■ Prompt ■
Pull every line containing "которых" from the entries.

■ Entries supplied ■
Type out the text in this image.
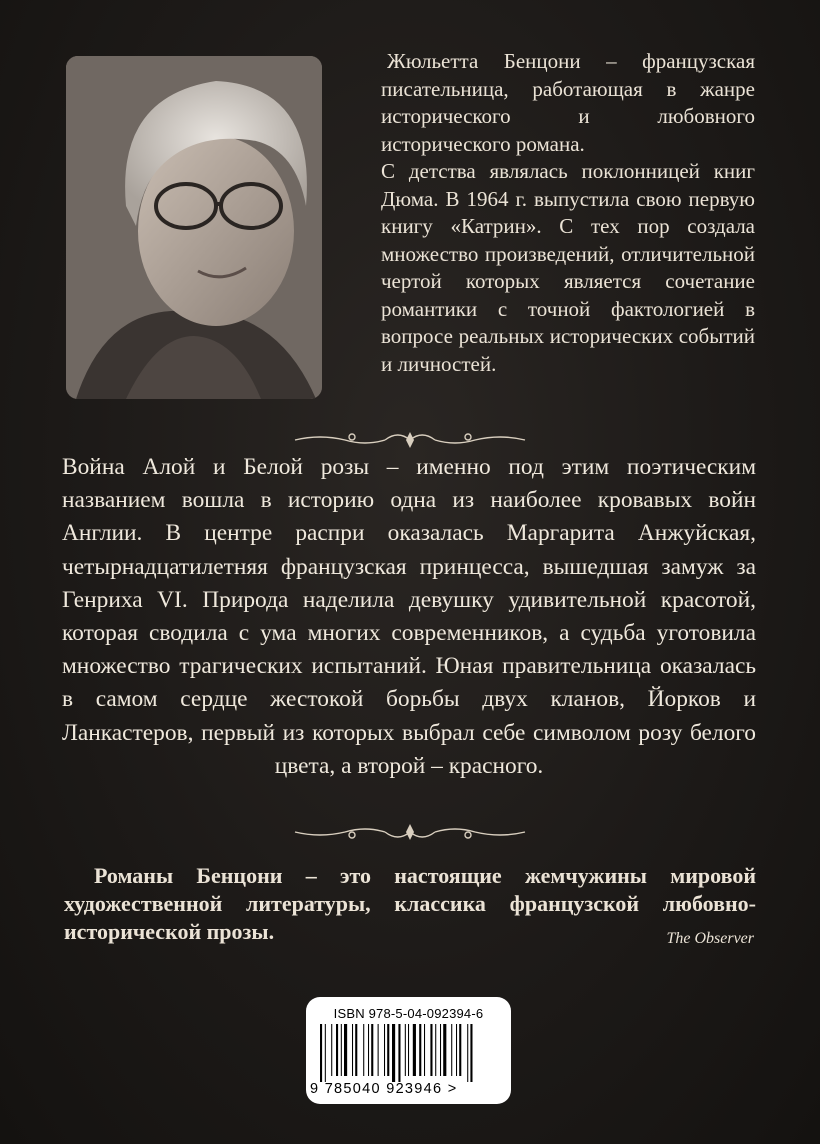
Жюльетта Бенцони – французская писательница, работающая в жанре исторического и любовного исторического романа.

С детства являлась поклонницей книг Дюма. В 1964 г. выпустила свою первую книгу «Катрин». С тех пор создала множество произведений, отличительной чертой которых является сочетание романтики с точной фактологией в вопросе реальных исторических событий и личностей.

Война Алой и Белой розы – именно под этим поэтическим названием вошла в историю одна из наиболее кровавых войн Англии. В центре распри оказалась Маргарита Анжуйская, четырнадцатилетняя французская принцесса, вышедшая замуж за Генриха VI. Природа наделила девушку удивительной красотой, которая сводила с ума многих современников, а судьба уготовила множество трагических испытаний. Юная правительница оказалась в самом сердце жестокой борьбы двух кланов, Йорков и Ланкастеров, первый из которых выбрал себе символом розу белого цвета, а второй – красного.

Романы Бенцони – это настоящие жемчужины мировой художественной литературы, классика французской любовно-исторической прозы.	The Observer
ISBN 978-5-04-092394-6
9 785040 923946 >
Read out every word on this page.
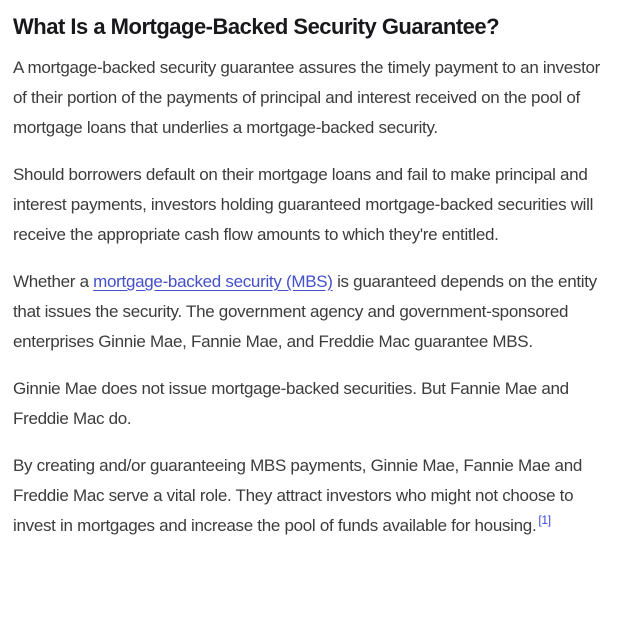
What Is a Mortgage-Backed Security Guarantee?

A mortgage-backed security guarantee assures the timely payment to an investor of their portion of the payments of principal and interest received on the pool of mortgage loans that underlies a mortgage-backed security.

Should borrowers default on their mortgage loans and fail to make principal and interest payments, investors holding guaranteed mortgage-backed securities will receive the appropriate cash flow amounts to which they're entitled.

Whether a mortgage-backed security (MBS) is guaranteed depends on the entity that issues the security. The government agency and government-sponsored enterprises Ginnie Mae, Fannie Mae, and Freddie Mac guarantee MBS.

Ginnie Mae does not issue mortgage-backed securities. But Fannie Mae and Freddie Mac do.

By creating and/or guaranteeing MBS payments, Ginnie Mae, Fannie Mae and Freddie Mac serve a vital role. They attract investors who might not choose to invest in mortgages and increase the pool of funds available for housing. [1]
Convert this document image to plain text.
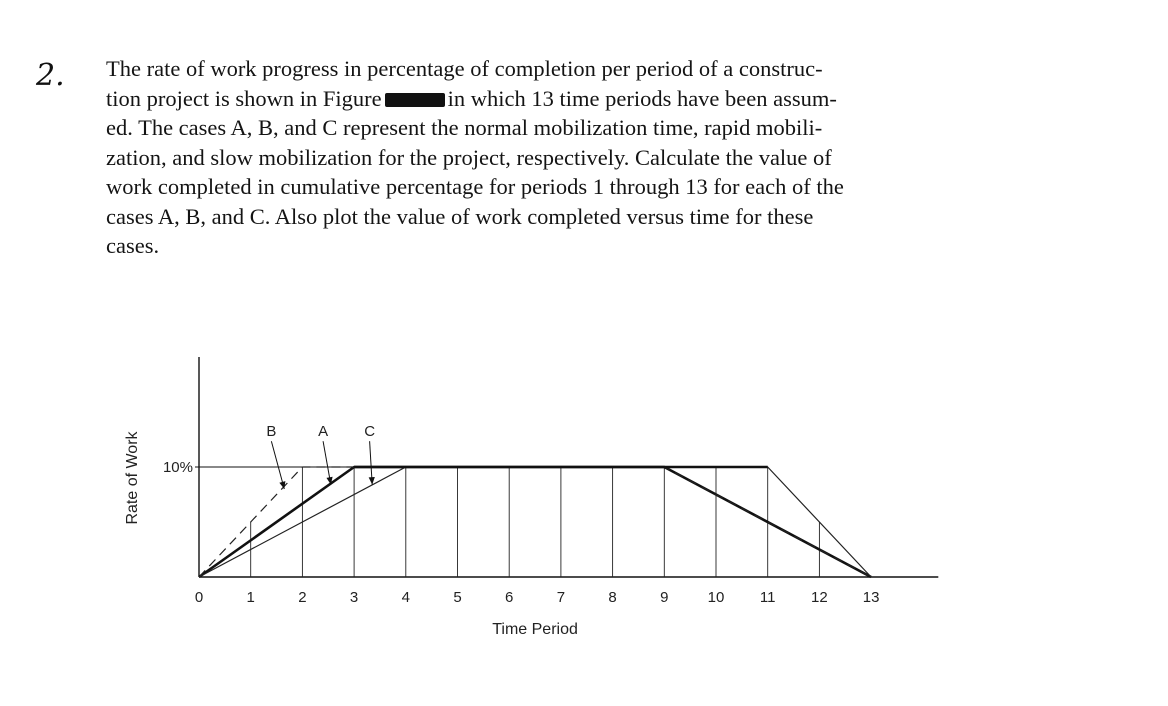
2. The rate of work progress in percentage of completion per period of a construc-
tion project is shown in Figure	in which 13 time periods have been assum-
ed. The cases A, B, and C represent the normal mobilization time, rapid mobili-
zation, and slow mobilization for the project, respectively. Calculate the value of
work completed in cumulative percentage for periods 1 through 13 for each of the
cases A, B, and C. Also plot the value of work completed versus time for these
cases.

10%
0	1	2	3	4	5	6	7	8	9	10 11 12 13
Time Period
Rate of Work	B	A C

■ Exercise result ■
С детства являлась поклонницей книг Дюма. В 1964 г. выпустила свою первую книгу «Катрин». С тех пор создала множество произведений, отличительной чертой которых является сочетание романтики с точной фактологией в вопросе реальных исторических событий и личностей.
Война Алой и Белой розы – именно под этим поэтическим названием вошла в историю одна из наиболее кровавых войн Англии. В центре распри оказалась Маргарита Анжуйская, четырнадцатилетняя французская принцесса, вышедшая замуж за Генриха VI. Природа наделила девушку удивительной красотой, которая сводила с ума многих современников, а судьба уготовила множество трагических испытаний. Юная правительница оказалась в самом сердце жестокой борьбы двух кланов, Йорков и Ланкастеров, первый из которых выбрал себе символом розу белого цвета, а второй – красного.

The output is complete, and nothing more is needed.